**TASK OBJECTIVE:**
Will you quote all of the entries, word for word?

── TASK MATERIAL ──

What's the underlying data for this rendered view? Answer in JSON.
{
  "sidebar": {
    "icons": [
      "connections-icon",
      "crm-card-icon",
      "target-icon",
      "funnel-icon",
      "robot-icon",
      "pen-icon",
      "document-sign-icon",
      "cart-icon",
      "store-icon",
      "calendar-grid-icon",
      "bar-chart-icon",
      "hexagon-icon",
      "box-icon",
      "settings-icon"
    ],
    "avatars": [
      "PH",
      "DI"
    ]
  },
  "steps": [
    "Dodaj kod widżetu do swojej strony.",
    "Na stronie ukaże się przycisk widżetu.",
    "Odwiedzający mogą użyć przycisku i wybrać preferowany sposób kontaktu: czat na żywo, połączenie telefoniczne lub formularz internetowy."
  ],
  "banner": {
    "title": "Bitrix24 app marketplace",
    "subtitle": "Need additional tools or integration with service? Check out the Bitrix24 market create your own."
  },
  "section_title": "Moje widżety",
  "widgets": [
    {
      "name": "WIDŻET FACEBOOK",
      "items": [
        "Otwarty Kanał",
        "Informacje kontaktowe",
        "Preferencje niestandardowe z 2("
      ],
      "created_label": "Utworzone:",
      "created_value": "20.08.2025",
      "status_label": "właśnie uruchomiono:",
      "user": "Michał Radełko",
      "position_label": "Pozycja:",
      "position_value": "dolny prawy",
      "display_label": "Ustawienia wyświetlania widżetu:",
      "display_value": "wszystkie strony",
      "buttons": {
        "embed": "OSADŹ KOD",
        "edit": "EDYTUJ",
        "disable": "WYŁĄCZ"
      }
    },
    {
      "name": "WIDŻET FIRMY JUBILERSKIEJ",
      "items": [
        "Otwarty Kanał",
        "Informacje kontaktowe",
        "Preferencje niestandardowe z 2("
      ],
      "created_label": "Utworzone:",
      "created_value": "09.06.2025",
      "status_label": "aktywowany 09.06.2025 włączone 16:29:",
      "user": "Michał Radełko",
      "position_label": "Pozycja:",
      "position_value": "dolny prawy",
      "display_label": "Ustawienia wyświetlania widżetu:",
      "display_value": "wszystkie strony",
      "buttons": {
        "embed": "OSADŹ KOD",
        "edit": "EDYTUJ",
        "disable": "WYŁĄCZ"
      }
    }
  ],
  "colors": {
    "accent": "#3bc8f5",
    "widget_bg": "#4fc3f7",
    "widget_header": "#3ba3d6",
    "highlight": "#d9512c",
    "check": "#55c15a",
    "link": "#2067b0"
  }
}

───

**RESULT OF THE EXERCISE:**
What's the underlying data for this rendered view? Answer in JSON.
{
  "sidebar": {
    "icons": [
      "connections-icon",
      "crm-card-icon",
      "target-icon",
      "funnel-icon",
      "robot-icon",
      "pen-icon",
      "document-sign-icon",
      "cart-icon",
      "store-icon",
      "calendar-grid-icon",
      "bar-chart-icon",
      "hexagon-icon",
      "box-icon",
      "settings-icon"
    ],
    "avatars": [
      "PH",
      "DI"
    ]
  },
  "steps": [
    "Dodaj kod widżetu do swojej strony.",
    "Na stronie ukaże się przycisk widżetu.",
    "Odwiedzający mogą użyć przycisku i wybrać preferowany sposób kontaktu: czat na żywo, połączenie telefoniczne lub formularz internetowy."
  ],
  "banner": {
    "title": "Bitrix24 app marketplace",
    "subtitle": "Need additional tools or integration with service? Check out the Bitrix24 market create your own."
  },
  "section_title": "Moje widżety",
  "widgets": [
    {
      "name": "WIDŻET FACEBOOK",
      "items": [
        "Otwarty Kanał",
        "Informacje kontaktowe",
        "Preferencje niestandardowe z 2("
      ],
      "created_label": "Utworzone:",
      "created_value": "20.08.2025",
      "status_label": "właśnie uruchomiono:",
      "user": "Michał Radełko",
      "position_label": "Pozycja:",
      "position_value": "dolny prawy",
      "display_label": "Ustawienia wyświetlania widżetu:",
      "display_value": "wszystkie strony",
      "buttons": {
        "embed": "OSADŹ KOD",
        "edit": "EDYTUJ",
        "disable": "WYŁĄCZ"
      }
    },
    {
      "name": "WIDŻET FIRMY JUBILERSKIEJ",
      "items": [
        "Otwarty Kanał",
        "Informacje kontaktowe",
        "Preferencje niestandardowe z 2("
      ],
      "created_label": "Utworzone:",
      "created_value": "09.06.2025",
      "status_label": "aktywowany 09.06.2025 włączone 16:29:",
      "user": "Michał Radełko",
      "position_label": "Pozycja:",
      "position_value": "dolny prawy",
      "display_label": "Ustawienia wyświetlania widżetu:",
      "display_value": "wszystkie strony",
      "buttons": {
        "embed": "OSADŹ KOD",
        "edit": "EDYTUJ",
        "disable": "WYŁĄCZ"
      }
    }
  ],
  "colors": {
    "accent": "#3bc8f5",
    "widget_bg": "#4fc3f7",
    "widget_header": "#3ba3d6",
    "highlight": "#d9512c",
    "check": "#55c15a",
    "link": "#2067b0"
  }
}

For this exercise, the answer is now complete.